● Task description: Omit the pictures, then write out every entry exactly as it reads.

● Working data:
-*-
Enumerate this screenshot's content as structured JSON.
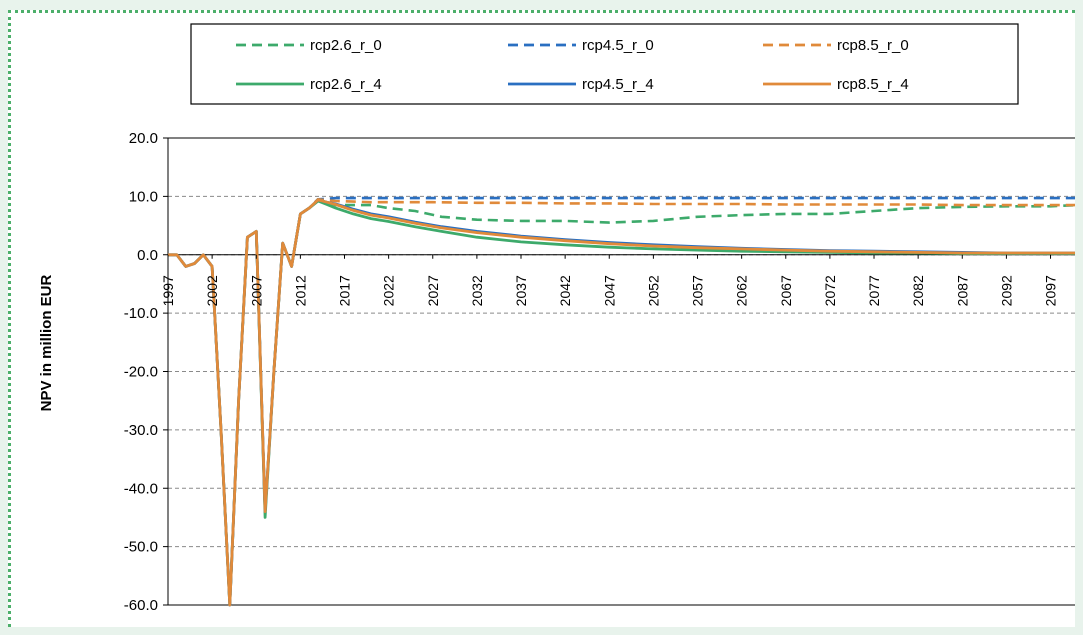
{
  "chart_data": {
    "type": "line",
    "ylabel": "NPV in million EUR",
    "ylim": [
      -60,
      20
    ],
    "yticks": [
      "20.0",
      "10.0",
      "0.0",
      "-10.0",
      "-20.0",
      "-30.0",
      "-40.0",
      "-50.0",
      "-60.0"
    ],
    "ytick_values": [
      20,
      10,
      0,
      -10,
      -20,
      -30,
      -40,
      -50,
      -60
    ],
    "xlim": [
      1997,
      2100
    ],
    "xticks": [
      "1997",
      "2002",
      "2007",
      "2012",
      "2017",
      "2022",
      "2027",
      "2032",
      "2037",
      "2042",
      "2047",
      "2052",
      "2057",
      "2062",
      "2067",
      "2072",
      "2077",
      "2082",
      "2087",
      "2092",
      "2097"
    ],
    "grid": "horizontal dashed",
    "legend_position": "top",
    "series": [
      {
        "name": "rcp2.6_r_0",
        "color": "#3daa6b",
        "dash": true,
        "x": [
          1997,
          1998,
          1999,
          2000,
          2001,
          2002,
          2003,
          2004,
          2005,
          2006,
          2007,
          2008,
          2009,
          2010,
          2011,
          2012,
          2013,
          2014,
          2015,
          2016,
          2018,
          2020,
          2022,
          2025,
          2028,
          2032,
          2037,
          2042,
          2047,
          2052,
          2057,
          2062,
          2067,
          2072,
          2077,
          2082,
          2087,
          2092,
          2097,
          2100
        ],
        "y": [
          0,
          0,
          -2,
          -1.5,
          0,
          -2,
          -30,
          -60,
          -25,
          3,
          4,
          -44,
          -20,
          2,
          -2,
          7,
          8,
          9.5,
          9,
          8.5,
          8.5,
          8.5,
          8,
          7.5,
          6.5,
          6,
          5.8,
          5.8,
          5.5,
          5.8,
          6.5,
          6.8,
          7,
          7,
          7.5,
          8,
          8.2,
          8.3,
          8.3,
          8.5
        ]
      },
      {
        "name": "rcp4.5_r_0",
        "color": "#2a6fc1",
        "dash": true,
        "x": [
          1997,
          1998,
          1999,
          2000,
          2001,
          2002,
          2003,
          2004,
          2005,
          2006,
          2007,
          2008,
          2009,
          2010,
          2011,
          2012,
          2013,
          2014,
          2015,
          2016,
          2018,
          2020,
          2022,
          2027,
          2032,
          2037,
          2042,
          2047,
          2052,
          2057,
          2062,
          2067,
          2072,
          2077,
          2082,
          2087,
          2092,
          2097,
          2100
        ],
        "y": [
          0,
          0,
          -2,
          -1.5,
          0,
          -2,
          -30,
          -60,
          -25,
          3,
          4,
          -44,
          -20,
          2,
          -2,
          7,
          8,
          9.5,
          9.6,
          9.7,
          9.7,
          9.7,
          9.7,
          9.7,
          9.7,
          9.7,
          9.7,
          9.7,
          9.7,
          9.7,
          9.7,
          9.7,
          9.7,
          9.7,
          9.7,
          9.7,
          9.7,
          9.7,
          9.7
        ]
      },
      {
        "name": "rcp8.5_r_0",
        "color": "#e08a3a",
        "dash": true,
        "x": [
          1997,
          1998,
          1999,
          2000,
          2001,
          2002,
          2003,
          2004,
          2005,
          2006,
          2007,
          2008,
          2009,
          2010,
          2011,
          2012,
          2013,
          2014,
          2015,
          2016,
          2018,
          2020,
          2022,
          2027,
          2032,
          2037,
          2042,
          2047,
          2052,
          2057,
          2062,
          2067,
          2072,
          2077,
          2082,
          2087,
          2092,
          2097,
          2100
        ],
        "y": [
          0,
          0,
          -2,
          -1.5,
          0,
          -2,
          -30,
          -60,
          -25,
          3,
          4,
          -44,
          -20,
          2,
          -2,
          7,
          8,
          9.5,
          9.3,
          9.2,
          9.1,
          9,
          9,
          9,
          8.9,
          8.9,
          8.8,
          8.8,
          8.7,
          8.7,
          8.7,
          8.6,
          8.6,
          8.6,
          8.6,
          8.5,
          8.5,
          8.5,
          8.5
        ]
      },
      {
        "name": "rcp2.6_r_4",
        "color": "#3daa6b",
        "dash": false,
        "x": [
          1997,
          1998,
          1999,
          2000,
          2001,
          2002,
          2003,
          2004,
          2005,
          2006,
          2007,
          2008,
          2009,
          2010,
          2011,
          2012,
          2013,
          2014,
          2015,
          2016,
          2018,
          2020,
          2022,
          2025,
          2028,
          2032,
          2037,
          2042,
          2047,
          2052,
          2057,
          2062,
          2067,
          2072,
          2077,
          2082,
          2087,
          2092,
          2097,
          2100
        ],
        "y": [
          0,
          0,
          -2,
          -1.5,
          0,
          -2,
          -30,
          -60,
          -25,
          3,
          4,
          -45,
          -20,
          2,
          -2,
          7,
          8,
          9.2,
          8.6,
          8,
          7,
          6.2,
          5.7,
          4.8,
          4,
          3,
          2.2,
          1.7,
          1.3,
          1,
          0.8,
          0.6,
          0.5,
          0.4,
          0.3,
          0.3,
          0.2,
          0.2,
          0.2,
          0.2
        ]
      },
      {
        "name": "rcp4.5_r_4",
        "color": "#2a6fc1",
        "dash": false,
        "x": [
          1997,
          1998,
          1999,
          2000,
          2001,
          2002,
          2003,
          2004,
          2005,
          2006,
          2007,
          2008,
          2009,
          2010,
          2011,
          2012,
          2013,
          2014,
          2015,
          2016,
          2018,
          2020,
          2022,
          2025,
          2028,
          2032,
          2037,
          2042,
          2047,
          2052,
          2057,
          2062,
          2067,
          2072,
          2077,
          2082,
          2087,
          2092,
          2097,
          2100
        ],
        "y": [
          0,
          0,
          -2,
          -1.5,
          0,
          -2,
          -30,
          -60,
          -25,
          3,
          4,
          -44,
          -20,
          2,
          -2,
          7,
          8,
          9.4,
          9,
          8.7,
          7.8,
          7,
          6.5,
          5.6,
          4.8,
          4,
          3.2,
          2.6,
          2.1,
          1.7,
          1.4,
          1.1,
          0.9,
          0.7,
          0.6,
          0.5,
          0.4,
          0.3,
          0.3,
          0.3
        ]
      },
      {
        "name": "rcp8.5_r_4",
        "color": "#e08a3a",
        "dash": false,
        "x": [
          1997,
          1998,
          1999,
          2000,
          2001,
          2002,
          2003,
          2004,
          2005,
          2006,
          2007,
          2008,
          2009,
          2010,
          2011,
          2012,
          2013,
          2014,
          2015,
          2016,
          2018,
          2020,
          2022,
          2025,
          2028,
          2032,
          2037,
          2042,
          2047,
          2052,
          2057,
          2062,
          2067,
          2072,
          2077,
          2082,
          2087,
          2092,
          2097,
          2100
        ],
        "y": [
          0,
          0,
          -2,
          -1.5,
          0,
          -2,
          -30,
          -60,
          -25,
          3,
          4,
          -44,
          -20,
          2,
          -2,
          7,
          8,
          9.4,
          9,
          8.6,
          7.6,
          6.8,
          6.3,
          5.4,
          4.6,
          3.8,
          3,
          2.4,
          1.9,
          1.5,
          1.2,
          1,
          0.8,
          0.6,
          0.5,
          0.4,
          0.3,
          0.3,
          0.3,
          0.3
        ]
      }
    ]
  }
}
-*-
● Result for this task:
Enumerate this screenshot's content as structured JSON.
{
  "chart_data": {
    "type": "line",
    "ylabel": "NPV in million EUR",
    "ylim": [
      -60,
      20
    ],
    "yticks": [
      "20.0",
      "10.0",
      "0.0",
      "-10.0",
      "-20.0",
      "-30.0",
      "-40.0",
      "-50.0",
      "-60.0"
    ],
    "ytick_values": [
      20,
      10,
      0,
      -10,
      -20,
      -30,
      -40,
      -50,
      -60
    ],
    "xlim": [
      1997,
      2100
    ],
    "xticks": [
      "1997",
      "2002",
      "2007",
      "2012",
      "2017",
      "2022",
      "2027",
      "2032",
      "2037",
      "2042",
      "2047",
      "2052",
      "2057",
      "2062",
      "2067",
      "2072",
      "2077",
      "2082",
      "2087",
      "2092",
      "2097"
    ],
    "grid": "horizontal dashed",
    "legend_position": "top",
    "series": [
      {
        "name": "rcp2.6_r_0",
        "color": "#3daa6b",
        "dash": true,
        "x": [
          1997,
          1998,
          1999,
          2000,
          2001,
          2002,
          2003,
          2004,
          2005,
          2006,
          2007,
          2008,
          2009,
          2010,
          2011,
          2012,
          2013,
          2014,
          2015,
          2016,
          2018,
          2020,
          2022,
          2025,
          2028,
          2032,
          2037,
          2042,
          2047,
          2052,
          2057,
          2062,
          2067,
          2072,
          2077,
          2082,
          2087,
          2092,
          2097,
          2100
        ],
        "y": [
          0,
          0,
          -2,
          -1.5,
          0,
          -2,
          -30,
          -60,
          -25,
          3,
          4,
          -44,
          -20,
          2,
          -2,
          7,
          8,
          9.5,
          9,
          8.5,
          8.5,
          8.5,
          8,
          7.5,
          6.5,
          6,
          5.8,
          5.8,
          5.5,
          5.8,
          6.5,
          6.8,
          7,
          7,
          7.5,
          8,
          8.2,
          8.3,
          8.3,
          8.5
        ]
      },
      {
        "name": "rcp4.5_r_0",
        "color": "#2a6fc1",
        "dash": true,
        "x": [
          1997,
          1998,
          1999,
          2000,
          2001,
          2002,
          2003,
          2004,
          2005,
          2006,
          2007,
          2008,
          2009,
          2010,
          2011,
          2012,
          2013,
          2014,
          2015,
          2016,
          2018,
          2020,
          2022,
          2027,
          2032,
          2037,
          2042,
          2047,
          2052,
          2057,
          2062,
          2067,
          2072,
          2077,
          2082,
          2087,
          2092,
          2097,
          2100
        ],
        "y": [
          0,
          0,
          -2,
          -1.5,
          0,
          -2,
          -30,
          -60,
          -25,
          3,
          4,
          -44,
          -20,
          2,
          -2,
          7,
          8,
          9.5,
          9.6,
          9.7,
          9.7,
          9.7,
          9.7,
          9.7,
          9.7,
          9.7,
          9.7,
          9.7,
          9.7,
          9.7,
          9.7,
          9.7,
          9.7,
          9.7,
          9.7,
          9.7,
          9.7,
          9.7,
          9.7
        ]
      },
      {
        "name": "rcp8.5_r_0",
        "color": "#e08a3a",
        "dash": true,
        "x": [
          1997,
          1998,
          1999,
          2000,
          2001,
          2002,
          2003,
          2004,
          2005,
          2006,
          2007,
          2008,
          2009,
          2010,
          2011,
          2012,
          2013,
          2014,
          2015,
          2016,
          2018,
          2020,
          2022,
          2027,
          2032,
          2037,
          2042,
          2047,
          2052,
          2057,
          2062,
          2067,
          2072,
          2077,
          2082,
          2087,
          2092,
          2097,
          2100
        ],
        "y": [
          0,
          0,
          -2,
          -1.5,
          0,
          -2,
          -30,
          -60,
          -25,
          3,
          4,
          -44,
          -20,
          2,
          -2,
          7,
          8,
          9.5,
          9.3,
          9.2,
          9.1,
          9,
          9,
          9,
          8.9,
          8.9,
          8.8,
          8.8,
          8.7,
          8.7,
          8.7,
          8.6,
          8.6,
          8.6,
          8.6,
          8.5,
          8.5,
          8.5,
          8.5
        ]
      },
      {
        "name": "rcp2.6_r_4",
        "color": "#3daa6b",
        "dash": false,
        "x": [
          1997,
          1998,
          1999,
          2000,
          2001,
          2002,
          2003,
          2004,
          2005,
          2006,
          2007,
          2008,
          2009,
          2010,
          2011,
          2012,
          2013,
          2014,
          2015,
          2016,
          2018,
          2020,
          2022,
          2025,
          2028,
          2032,
          2037,
          2042,
          2047,
          2052,
          2057,
          2062,
          2067,
          2072,
          2077,
          2082,
          2087,
          2092,
          2097,
          2100
        ],
        "y": [
          0,
          0,
          -2,
          -1.5,
          0,
          -2,
          -30,
          -60,
          -25,
          3,
          4,
          -45,
          -20,
          2,
          -2,
          7,
          8,
          9.2,
          8.6,
          8,
          7,
          6.2,
          5.7,
          4.8,
          4,
          3,
          2.2,
          1.7,
          1.3,
          1,
          0.8,
          0.6,
          0.5,
          0.4,
          0.3,
          0.3,
          0.2,
          0.2,
          0.2,
          0.2
        ]
      },
      {
        "name": "rcp4.5_r_4",
        "color": "#2a6fc1",
        "dash": false,
        "x": [
          1997,
          1998,
          1999,
          2000,
          2001,
          2002,
          2003,
          2004,
          2005,
          2006,
          2007,
          2008,
          2009,
          2010,
          2011,
          2012,
          2013,
          2014,
          2015,
          2016,
          2018,
          2020,
          2022,
          2025,
          2028,
          2032,
          2037,
          2042,
          2047,
          2052,
          2057,
          2062,
          2067,
          2072,
          2077,
          2082,
          2087,
          2092,
          2097,
          2100
        ],
        "y": [
          0,
          0,
          -2,
          -1.5,
          0,
          -2,
          -30,
          -60,
          -25,
          3,
          4,
          -44,
          -20,
          2,
          -2,
          7,
          8,
          9.4,
          9,
          8.7,
          7.8,
          7,
          6.5,
          5.6,
          4.8,
          4,
          3.2,
          2.6,
          2.1,
          1.7,
          1.4,
          1.1,
          0.9,
          0.7,
          0.6,
          0.5,
          0.4,
          0.3,
          0.3,
          0.3
        ]
      },
      {
        "name": "rcp8.5_r_4",
        "color": "#e08a3a",
        "dash": false,
        "x": [
          1997,
          1998,
          1999,
          2000,
          2001,
          2002,
          2003,
          2004,
          2005,
          2006,
          2007,
          2008,
          2009,
          2010,
          2011,
          2012,
          2013,
          2014,
          2015,
          2016,
          2018,
          2020,
          2022,
          2025,
          2028,
          2032,
          2037,
          2042,
          2047,
          2052,
          2057,
          2062,
          2067,
          2072,
          2077,
          2082,
          2087,
          2092,
          2097,
          2100
        ],
        "y": [
          0,
          0,
          -2,
          -1.5,
          0,
          -2,
          -30,
          -60,
          -25,
          3,
          4,
          -44,
          -20,
          2,
          -2,
          7,
          8,
          9.4,
          9,
          8.6,
          7.6,
          6.8,
          6.3,
          5.4,
          4.6,
          3.8,
          3,
          2.4,
          1.9,
          1.5,
          1.2,
          1,
          0.8,
          0.6,
          0.5,
          0.4,
          0.3,
          0.3,
          0.3,
          0.3
        ]
      }
    ]
  }
}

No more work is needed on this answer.